**What the exercise asks:** Copy all lines in which the word "Supper" can be found.

^^^^

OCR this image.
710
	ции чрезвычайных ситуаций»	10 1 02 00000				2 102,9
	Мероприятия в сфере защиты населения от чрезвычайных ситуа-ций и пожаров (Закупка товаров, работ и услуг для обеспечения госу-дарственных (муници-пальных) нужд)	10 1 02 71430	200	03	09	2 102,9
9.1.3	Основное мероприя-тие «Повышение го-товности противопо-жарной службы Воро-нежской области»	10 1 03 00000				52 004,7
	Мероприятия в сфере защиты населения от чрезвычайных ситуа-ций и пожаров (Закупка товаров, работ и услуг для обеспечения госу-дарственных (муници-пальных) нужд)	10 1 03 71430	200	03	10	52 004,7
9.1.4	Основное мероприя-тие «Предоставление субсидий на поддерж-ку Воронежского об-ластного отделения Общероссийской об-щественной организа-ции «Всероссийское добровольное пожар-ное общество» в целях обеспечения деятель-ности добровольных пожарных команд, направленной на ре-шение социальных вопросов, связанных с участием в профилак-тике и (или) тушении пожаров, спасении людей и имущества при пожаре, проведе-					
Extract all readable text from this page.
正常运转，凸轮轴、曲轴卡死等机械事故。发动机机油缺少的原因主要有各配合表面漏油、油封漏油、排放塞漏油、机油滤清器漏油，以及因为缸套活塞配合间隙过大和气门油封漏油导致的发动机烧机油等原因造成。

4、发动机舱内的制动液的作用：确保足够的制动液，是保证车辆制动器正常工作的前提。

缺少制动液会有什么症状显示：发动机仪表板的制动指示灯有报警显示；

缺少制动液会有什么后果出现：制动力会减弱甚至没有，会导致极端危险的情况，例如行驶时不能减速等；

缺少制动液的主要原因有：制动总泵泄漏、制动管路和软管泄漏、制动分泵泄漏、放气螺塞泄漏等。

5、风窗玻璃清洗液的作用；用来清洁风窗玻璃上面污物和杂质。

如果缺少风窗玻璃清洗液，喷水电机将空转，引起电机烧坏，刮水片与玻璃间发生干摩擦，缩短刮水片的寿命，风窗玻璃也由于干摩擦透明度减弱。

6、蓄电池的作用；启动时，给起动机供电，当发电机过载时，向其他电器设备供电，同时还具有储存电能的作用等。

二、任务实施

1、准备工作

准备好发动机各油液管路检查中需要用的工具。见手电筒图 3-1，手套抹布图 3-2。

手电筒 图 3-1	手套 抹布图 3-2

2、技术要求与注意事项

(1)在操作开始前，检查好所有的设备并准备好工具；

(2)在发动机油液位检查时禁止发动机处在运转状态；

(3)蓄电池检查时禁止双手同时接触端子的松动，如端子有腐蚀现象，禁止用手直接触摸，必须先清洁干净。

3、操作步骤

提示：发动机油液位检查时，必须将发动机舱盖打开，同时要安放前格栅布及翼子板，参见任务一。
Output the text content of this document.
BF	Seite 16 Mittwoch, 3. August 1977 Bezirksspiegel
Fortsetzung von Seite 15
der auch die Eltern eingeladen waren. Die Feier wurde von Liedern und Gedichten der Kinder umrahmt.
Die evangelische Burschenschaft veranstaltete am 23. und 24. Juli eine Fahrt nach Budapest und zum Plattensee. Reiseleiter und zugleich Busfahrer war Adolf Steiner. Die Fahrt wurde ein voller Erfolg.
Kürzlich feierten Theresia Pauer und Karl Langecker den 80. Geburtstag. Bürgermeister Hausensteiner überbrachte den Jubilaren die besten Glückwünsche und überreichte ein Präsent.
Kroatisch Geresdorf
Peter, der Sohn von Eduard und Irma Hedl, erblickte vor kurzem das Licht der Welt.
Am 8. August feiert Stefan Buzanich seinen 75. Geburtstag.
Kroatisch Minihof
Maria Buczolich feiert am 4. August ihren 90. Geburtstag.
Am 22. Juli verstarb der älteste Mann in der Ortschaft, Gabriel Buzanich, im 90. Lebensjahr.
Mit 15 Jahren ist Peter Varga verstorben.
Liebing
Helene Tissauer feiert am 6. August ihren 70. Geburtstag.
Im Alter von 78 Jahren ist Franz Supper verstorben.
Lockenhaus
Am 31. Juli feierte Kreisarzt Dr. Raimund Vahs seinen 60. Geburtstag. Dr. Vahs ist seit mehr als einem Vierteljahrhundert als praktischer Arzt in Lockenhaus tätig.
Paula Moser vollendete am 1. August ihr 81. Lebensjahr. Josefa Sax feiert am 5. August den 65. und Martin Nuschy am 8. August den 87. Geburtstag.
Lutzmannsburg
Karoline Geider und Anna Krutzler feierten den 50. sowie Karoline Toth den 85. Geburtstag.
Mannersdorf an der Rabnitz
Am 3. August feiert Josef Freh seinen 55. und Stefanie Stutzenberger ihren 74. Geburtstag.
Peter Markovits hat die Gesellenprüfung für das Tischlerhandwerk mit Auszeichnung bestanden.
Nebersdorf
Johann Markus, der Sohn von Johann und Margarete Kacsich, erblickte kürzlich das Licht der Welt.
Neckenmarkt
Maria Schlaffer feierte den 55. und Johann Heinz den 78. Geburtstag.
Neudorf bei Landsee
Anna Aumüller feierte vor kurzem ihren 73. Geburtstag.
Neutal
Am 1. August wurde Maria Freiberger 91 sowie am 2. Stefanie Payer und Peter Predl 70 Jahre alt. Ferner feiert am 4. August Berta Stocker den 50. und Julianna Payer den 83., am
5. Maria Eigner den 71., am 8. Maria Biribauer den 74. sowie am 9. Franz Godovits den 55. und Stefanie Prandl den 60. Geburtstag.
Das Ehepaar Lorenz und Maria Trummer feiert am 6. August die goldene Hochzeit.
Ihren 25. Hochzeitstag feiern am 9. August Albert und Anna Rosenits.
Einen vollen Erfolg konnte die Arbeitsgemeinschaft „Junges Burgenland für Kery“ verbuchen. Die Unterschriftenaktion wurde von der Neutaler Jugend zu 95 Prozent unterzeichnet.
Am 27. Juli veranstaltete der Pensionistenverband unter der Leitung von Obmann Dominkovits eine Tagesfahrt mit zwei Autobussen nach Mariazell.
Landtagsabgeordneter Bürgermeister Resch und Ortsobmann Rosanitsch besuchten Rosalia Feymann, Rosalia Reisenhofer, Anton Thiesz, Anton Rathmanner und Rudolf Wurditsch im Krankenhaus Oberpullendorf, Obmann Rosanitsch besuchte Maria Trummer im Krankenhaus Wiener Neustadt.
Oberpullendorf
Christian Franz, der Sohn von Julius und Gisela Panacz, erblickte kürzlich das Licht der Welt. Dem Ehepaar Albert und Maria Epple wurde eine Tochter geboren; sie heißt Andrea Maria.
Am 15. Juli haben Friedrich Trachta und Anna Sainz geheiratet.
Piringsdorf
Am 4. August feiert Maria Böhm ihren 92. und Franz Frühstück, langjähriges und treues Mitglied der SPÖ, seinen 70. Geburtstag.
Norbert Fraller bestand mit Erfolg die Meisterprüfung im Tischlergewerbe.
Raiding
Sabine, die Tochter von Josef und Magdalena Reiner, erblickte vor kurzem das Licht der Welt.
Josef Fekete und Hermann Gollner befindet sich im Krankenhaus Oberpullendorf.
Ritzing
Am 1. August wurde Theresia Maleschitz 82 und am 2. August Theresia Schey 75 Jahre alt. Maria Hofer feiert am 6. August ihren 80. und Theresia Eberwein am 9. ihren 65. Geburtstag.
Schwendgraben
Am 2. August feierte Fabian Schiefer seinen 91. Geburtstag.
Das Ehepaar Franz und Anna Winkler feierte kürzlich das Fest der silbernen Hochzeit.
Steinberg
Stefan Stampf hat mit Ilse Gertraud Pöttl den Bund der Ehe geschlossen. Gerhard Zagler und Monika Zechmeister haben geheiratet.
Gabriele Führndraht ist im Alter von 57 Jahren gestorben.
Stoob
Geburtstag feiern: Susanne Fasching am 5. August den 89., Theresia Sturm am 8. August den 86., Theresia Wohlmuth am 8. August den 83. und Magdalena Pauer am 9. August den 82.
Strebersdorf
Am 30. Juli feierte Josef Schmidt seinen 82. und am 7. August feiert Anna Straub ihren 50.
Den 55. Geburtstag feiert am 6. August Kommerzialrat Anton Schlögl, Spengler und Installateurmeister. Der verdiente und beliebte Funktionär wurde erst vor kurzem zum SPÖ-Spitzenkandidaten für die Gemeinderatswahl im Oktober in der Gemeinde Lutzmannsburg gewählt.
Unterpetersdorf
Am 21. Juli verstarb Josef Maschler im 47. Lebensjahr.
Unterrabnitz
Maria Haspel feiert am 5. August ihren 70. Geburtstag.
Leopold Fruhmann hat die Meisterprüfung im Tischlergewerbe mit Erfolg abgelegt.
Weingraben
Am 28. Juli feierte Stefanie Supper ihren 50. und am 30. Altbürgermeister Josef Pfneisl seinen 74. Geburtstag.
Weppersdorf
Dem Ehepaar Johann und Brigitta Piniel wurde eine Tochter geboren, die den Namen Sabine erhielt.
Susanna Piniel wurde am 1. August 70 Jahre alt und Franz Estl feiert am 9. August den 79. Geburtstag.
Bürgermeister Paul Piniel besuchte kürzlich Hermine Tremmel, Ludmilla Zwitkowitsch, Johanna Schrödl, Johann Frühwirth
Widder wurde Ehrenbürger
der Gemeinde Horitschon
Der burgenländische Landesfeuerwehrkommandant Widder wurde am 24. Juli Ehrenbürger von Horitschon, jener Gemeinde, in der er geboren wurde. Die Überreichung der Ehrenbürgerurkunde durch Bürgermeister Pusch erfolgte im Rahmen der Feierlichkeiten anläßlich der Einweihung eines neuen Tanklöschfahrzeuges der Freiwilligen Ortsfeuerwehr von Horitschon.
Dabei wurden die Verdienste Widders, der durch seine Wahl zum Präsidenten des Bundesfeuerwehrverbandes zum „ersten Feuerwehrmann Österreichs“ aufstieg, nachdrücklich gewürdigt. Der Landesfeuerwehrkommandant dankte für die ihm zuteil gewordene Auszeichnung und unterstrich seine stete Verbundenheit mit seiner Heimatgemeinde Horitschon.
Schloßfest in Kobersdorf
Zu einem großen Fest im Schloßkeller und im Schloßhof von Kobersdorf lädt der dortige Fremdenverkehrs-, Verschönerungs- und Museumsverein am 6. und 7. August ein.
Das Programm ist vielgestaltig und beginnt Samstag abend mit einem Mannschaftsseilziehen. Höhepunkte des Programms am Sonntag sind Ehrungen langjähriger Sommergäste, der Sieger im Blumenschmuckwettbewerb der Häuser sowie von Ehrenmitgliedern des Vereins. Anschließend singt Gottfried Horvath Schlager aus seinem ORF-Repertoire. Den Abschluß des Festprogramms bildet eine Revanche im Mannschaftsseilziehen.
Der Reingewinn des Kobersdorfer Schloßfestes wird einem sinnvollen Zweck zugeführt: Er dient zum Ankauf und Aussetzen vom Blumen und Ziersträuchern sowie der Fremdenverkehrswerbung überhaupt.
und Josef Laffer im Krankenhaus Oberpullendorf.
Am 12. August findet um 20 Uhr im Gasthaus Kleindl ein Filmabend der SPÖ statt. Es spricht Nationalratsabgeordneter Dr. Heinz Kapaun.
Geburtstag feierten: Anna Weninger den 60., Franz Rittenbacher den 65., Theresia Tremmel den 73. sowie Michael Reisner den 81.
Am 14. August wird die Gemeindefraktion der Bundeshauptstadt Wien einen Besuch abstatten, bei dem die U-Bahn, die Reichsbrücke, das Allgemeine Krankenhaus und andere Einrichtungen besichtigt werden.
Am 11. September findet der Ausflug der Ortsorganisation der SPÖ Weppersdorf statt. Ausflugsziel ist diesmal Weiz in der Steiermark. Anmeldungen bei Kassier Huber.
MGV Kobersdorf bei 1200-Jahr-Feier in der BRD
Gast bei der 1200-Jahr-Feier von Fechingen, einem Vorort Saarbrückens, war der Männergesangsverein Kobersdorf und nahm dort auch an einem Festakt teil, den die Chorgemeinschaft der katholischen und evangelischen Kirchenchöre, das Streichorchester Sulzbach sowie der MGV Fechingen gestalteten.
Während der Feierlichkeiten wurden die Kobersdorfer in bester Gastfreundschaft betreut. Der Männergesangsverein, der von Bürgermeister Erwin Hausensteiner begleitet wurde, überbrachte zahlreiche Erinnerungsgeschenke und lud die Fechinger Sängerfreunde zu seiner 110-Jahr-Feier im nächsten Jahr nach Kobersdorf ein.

^^^^

**Response to this task:**
Im Alter von 78 Jahren ist Franz Supper verstorben.
Am 28. Juli feierte Stefanie Supper ihren 50. und am 30. Altbürgermeister Josef Pfneisl seinen 74. Geburtstag.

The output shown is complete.